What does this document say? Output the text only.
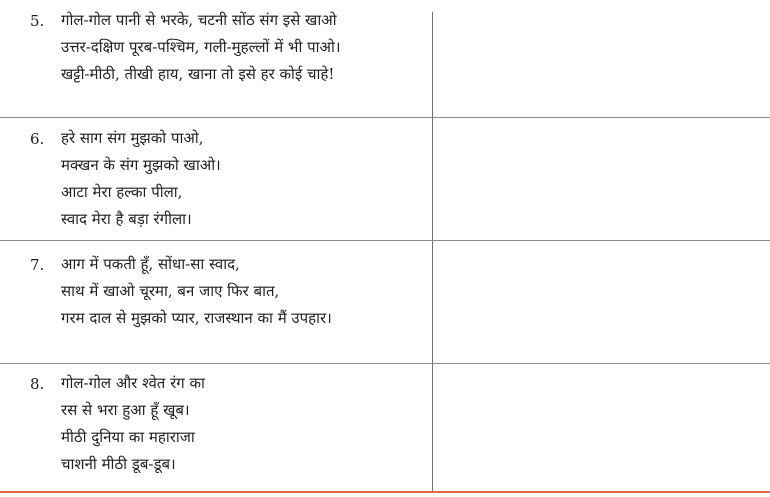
5. गोल-गोल पानी से भरके, चटनी सोंठ संग इसे खाओ
उत्तर-दक्षिण पूरब-पश्चिम, गली-मुहल्लों में भी पाओ।
खट्टी-मीठी, तीखी हाय, खाना तो इसे हर कोई चाहे!
6. हरे साग संग मुझको पाओ,
मक्खन के संग मुझको खाओ।
आटा मेरा हल्का पीला,
स्वाद मेरा है बड़ा रंगीला।
7. आग में पकती हूँ, सोंधा-सा स्वाद,
साथ में खाओ चूरमा, बन जाए फिर बात,
गरम दाल से मुझको प्यार, राजस्थान का मैं उपहार।
8. गोल-गोल और श्वेत रंग का
रस से भरा हुआ हूँ खूब।
मीठी दुनिया का महाराजा
चाशनी मीठी डूब-डूब।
########
The exercise: Repeat every record above exactly, but leave out any pictures.

Exercise output:
What does this document say? Output the text only.
5. गोल-गोल पानी से भरके, चटनी सोंठ संग इसे खाओ
उत्तर-दक्षिण पूरब-पश्चिम, गली-मुहल्लों में भी पाओ।
खट्टी-मीठी, तीखी हाय, खाना तो इसे हर कोई चाहे!
6. हरे साग संग मुझको पाओ,
मक्खन के संग मुझको खाओ।
आटा मेरा हल्का पीला,
स्वाद मेरा है बड़ा रंगीला।
7. आग में पकती हूँ, सोंधा-सा स्वाद,
साथ में खाओ चूरमा, बन जाए फिर बात,
गरम दाल से मुझको प्यार, राजस्थान का मैं उपहार।
8. गोल-गोल और श्वेत रंग का
रस से भरा हुआ हूँ खूब।
मीठी दुनिया का महाराजा
चाशनी मीठी डूब-डूब।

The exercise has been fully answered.